-- Exercise --
Please output only the lines that run from the line containing "Read this page and output its text content." through the end of the material below, exactly.

-- Data supplied --
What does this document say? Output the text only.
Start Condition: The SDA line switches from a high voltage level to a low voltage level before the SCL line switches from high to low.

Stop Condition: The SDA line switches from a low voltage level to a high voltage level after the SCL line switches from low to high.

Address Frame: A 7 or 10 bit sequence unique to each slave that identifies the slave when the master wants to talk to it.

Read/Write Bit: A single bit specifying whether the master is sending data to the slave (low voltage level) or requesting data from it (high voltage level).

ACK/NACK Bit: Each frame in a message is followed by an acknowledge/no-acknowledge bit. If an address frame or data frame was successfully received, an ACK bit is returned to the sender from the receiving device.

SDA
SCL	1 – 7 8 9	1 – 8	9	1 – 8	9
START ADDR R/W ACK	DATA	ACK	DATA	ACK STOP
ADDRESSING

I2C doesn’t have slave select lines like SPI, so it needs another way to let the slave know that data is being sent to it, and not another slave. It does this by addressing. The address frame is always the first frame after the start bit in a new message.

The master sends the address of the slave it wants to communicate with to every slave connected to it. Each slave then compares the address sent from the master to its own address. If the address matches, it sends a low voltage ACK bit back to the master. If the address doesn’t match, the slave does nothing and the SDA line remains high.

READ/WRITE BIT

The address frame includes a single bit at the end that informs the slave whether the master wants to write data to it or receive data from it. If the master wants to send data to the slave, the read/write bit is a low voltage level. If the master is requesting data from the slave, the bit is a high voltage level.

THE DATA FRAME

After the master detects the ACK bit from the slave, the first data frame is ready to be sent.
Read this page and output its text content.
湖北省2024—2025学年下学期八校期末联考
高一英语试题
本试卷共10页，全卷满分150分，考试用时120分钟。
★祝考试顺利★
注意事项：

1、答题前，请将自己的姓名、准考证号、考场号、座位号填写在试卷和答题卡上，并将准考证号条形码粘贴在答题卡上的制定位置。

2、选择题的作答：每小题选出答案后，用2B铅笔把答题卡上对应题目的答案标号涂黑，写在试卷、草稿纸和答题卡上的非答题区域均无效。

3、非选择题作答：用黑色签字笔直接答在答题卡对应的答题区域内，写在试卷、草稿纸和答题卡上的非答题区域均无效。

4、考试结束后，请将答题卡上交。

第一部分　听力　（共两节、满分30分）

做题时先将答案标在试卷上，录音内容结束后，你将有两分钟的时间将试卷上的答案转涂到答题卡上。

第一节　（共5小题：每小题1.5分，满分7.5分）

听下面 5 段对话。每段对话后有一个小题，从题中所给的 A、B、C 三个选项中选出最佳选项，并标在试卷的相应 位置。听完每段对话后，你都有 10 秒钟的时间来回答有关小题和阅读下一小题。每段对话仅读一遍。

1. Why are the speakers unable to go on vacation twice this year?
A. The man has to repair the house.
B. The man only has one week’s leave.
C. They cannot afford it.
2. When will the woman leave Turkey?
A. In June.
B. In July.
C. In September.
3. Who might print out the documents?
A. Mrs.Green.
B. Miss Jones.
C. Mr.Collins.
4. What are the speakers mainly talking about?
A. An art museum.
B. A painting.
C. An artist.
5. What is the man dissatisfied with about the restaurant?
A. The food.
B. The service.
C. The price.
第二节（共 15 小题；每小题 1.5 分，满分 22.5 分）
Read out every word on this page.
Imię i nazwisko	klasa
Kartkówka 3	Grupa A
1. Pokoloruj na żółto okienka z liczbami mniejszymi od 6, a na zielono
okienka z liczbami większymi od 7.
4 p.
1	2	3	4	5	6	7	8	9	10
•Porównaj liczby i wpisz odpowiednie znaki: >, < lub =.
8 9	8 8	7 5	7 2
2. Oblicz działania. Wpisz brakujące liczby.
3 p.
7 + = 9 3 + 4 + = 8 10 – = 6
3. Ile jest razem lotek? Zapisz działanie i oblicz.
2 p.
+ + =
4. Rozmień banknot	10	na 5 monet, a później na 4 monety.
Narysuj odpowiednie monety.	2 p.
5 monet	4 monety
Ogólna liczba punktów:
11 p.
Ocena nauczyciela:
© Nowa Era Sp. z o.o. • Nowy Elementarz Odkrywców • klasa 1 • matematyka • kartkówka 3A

-- The solution --
Read this page and output its text content.
湖北省2024—2025学年下学期八校期末联考
高一英语试题
本试卷共10页，全卷满分150分，考试用时120分钟。
★祝考试顺利★
注意事项：

1、答题前，请将自己的姓名、准考证号、考场号、座位号填写在试卷和答题卡上，并将准考证号条形码粘贴在答题卡上的制定位置。

2、选择题的作答：每小题选出答案后，用2B铅笔把答题卡上对应题目的答案标号涂黑，写在试卷、草稿纸和答题卡上的非答题区域均无效。

3、非选择题作答：用黑色签字笔直接答在答题卡对应的答题区域内，写在试卷、草稿纸和答题卡上的非答题区域均无效。

4、考试结束后，请将答题卡上交。

第一部分　听力　（共两节、满分30分）

做题时先将答案标在试卷上，录音内容结束后，你将有两分钟的时间将试卷上的答案转涂到答题卡上。

第一节　（共5小题：每小题1.5分，满分7.5分）

听下面 5 段对话。每段对话后有一个小题，从题中所给的 A、B、C 三个选项中选出最佳选项，并标在试卷的相应 位置。听完每段对话后，你都有 10 秒钟的时间来回答有关小题和阅读下一小题。每段对话仅读一遍。

1. Why are the speakers unable to go on vacation twice this year?
A. The man has to repair the house.
B. The man only has one week’s leave.
C. They cannot afford it.
2. When will the woman leave Turkey?
A. In June.
B. In July.
C. In September.
3. Who might print out the documents?
A. Mrs.Green.
B. Miss Jones.
C. Mr.Collins.
4. What are the speakers mainly talking about?
A. An art museum.
B. A painting.
C. An artist.
5. What is the man dissatisfied with about the restaurant?
A. The food.
B. The service.
C. The price.
第二节（共 15 小题；每小题 1.5 分，满分 22.5 分）
Read out every word on this page.
Imię i nazwisko	klasa
Kartkówka 3	Grupa A
1. Pokoloruj na żółto okienka z liczbami mniejszymi od 6, a na zielono
okienka z liczbami większymi od 7.
4 p.
1	2	3	4	5	6	7	8	9	10
•Porównaj liczby i wpisz odpowiednie znaki: >, < lub =.
8 9	8 8	7 5	7 2
2. Oblicz działania. Wpisz brakujące liczby.
3 p.
7 + = 9 3 + 4 + = 8 10 – = 6
3. Ile jest razem lotek? Zapisz działanie i oblicz.
2 p.
+ + =
4. Rozmień banknot	10	na 5 monet, a później na 4 monety.
Narysuj odpowiednie monety.	2 p.
5 monet	4 monety
Ogólna liczba punktów:
11 p.
Ocena nauczyciela:
© Nowa Era Sp. z o.o. • Nowy Elementarz Odkrywców • klasa 1 • matematyka • kartkówka 3A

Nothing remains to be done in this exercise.